*Short problem:* Return every line below in which "check" appears.

*Excerpted records:*
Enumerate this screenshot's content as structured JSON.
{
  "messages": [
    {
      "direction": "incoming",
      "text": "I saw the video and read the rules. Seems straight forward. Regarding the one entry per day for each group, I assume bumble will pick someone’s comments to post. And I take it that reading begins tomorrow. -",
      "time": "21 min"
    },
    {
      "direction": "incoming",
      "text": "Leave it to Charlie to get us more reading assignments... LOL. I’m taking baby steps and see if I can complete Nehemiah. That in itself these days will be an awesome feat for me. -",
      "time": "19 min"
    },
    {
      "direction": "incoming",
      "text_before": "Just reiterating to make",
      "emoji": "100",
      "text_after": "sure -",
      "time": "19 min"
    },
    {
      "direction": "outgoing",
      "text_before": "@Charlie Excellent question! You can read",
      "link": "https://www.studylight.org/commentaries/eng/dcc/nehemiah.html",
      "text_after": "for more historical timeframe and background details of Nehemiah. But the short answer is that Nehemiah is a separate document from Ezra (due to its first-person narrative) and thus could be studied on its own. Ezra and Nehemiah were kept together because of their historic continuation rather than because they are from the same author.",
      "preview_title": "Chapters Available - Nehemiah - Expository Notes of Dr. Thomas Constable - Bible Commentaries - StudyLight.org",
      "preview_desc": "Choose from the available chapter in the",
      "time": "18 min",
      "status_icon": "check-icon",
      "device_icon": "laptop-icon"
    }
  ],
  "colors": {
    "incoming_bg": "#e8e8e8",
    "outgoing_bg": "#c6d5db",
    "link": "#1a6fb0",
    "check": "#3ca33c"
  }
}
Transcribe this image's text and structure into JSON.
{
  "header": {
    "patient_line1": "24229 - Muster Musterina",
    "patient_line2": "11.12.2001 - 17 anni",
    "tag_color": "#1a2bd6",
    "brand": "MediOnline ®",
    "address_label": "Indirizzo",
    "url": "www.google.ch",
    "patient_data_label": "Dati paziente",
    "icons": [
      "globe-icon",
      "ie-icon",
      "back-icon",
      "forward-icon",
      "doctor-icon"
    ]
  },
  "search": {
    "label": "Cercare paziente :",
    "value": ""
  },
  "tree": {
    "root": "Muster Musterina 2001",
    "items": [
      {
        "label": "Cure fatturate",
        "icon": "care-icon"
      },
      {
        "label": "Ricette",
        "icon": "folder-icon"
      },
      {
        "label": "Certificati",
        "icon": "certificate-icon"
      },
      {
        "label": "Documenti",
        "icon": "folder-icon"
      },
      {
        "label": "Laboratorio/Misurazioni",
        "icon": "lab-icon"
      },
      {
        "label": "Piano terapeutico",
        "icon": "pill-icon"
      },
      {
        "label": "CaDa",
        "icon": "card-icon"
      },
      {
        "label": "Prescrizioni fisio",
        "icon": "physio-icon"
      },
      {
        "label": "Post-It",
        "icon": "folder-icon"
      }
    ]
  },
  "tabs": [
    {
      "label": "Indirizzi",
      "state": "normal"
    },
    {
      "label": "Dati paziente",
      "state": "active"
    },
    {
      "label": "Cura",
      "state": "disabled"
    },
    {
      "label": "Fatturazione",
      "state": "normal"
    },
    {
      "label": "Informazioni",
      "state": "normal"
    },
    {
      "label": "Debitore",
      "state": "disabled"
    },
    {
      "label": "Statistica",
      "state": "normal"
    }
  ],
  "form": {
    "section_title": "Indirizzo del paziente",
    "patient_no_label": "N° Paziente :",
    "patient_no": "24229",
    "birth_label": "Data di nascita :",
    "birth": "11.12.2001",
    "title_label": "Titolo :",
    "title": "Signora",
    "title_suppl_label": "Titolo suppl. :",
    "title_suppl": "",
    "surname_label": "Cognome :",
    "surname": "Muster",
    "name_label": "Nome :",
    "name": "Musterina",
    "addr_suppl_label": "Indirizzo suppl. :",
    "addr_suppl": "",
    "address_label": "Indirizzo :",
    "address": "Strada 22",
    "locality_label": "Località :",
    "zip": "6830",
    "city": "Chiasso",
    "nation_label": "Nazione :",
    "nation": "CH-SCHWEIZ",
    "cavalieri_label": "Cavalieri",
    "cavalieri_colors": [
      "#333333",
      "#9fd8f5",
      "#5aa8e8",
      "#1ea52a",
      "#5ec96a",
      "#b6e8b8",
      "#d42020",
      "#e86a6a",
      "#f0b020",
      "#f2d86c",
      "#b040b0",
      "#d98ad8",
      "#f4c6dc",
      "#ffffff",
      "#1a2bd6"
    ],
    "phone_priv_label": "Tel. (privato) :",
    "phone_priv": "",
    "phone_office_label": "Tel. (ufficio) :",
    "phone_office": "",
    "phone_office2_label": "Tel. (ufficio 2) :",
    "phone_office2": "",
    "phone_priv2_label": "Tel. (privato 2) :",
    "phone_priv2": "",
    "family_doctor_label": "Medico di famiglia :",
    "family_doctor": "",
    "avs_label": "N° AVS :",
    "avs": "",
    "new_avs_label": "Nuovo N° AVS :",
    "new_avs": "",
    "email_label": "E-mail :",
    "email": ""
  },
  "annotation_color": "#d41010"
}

*Result for this task:*
      "status_icon": "check-icon",
    "check": "#3ca33c"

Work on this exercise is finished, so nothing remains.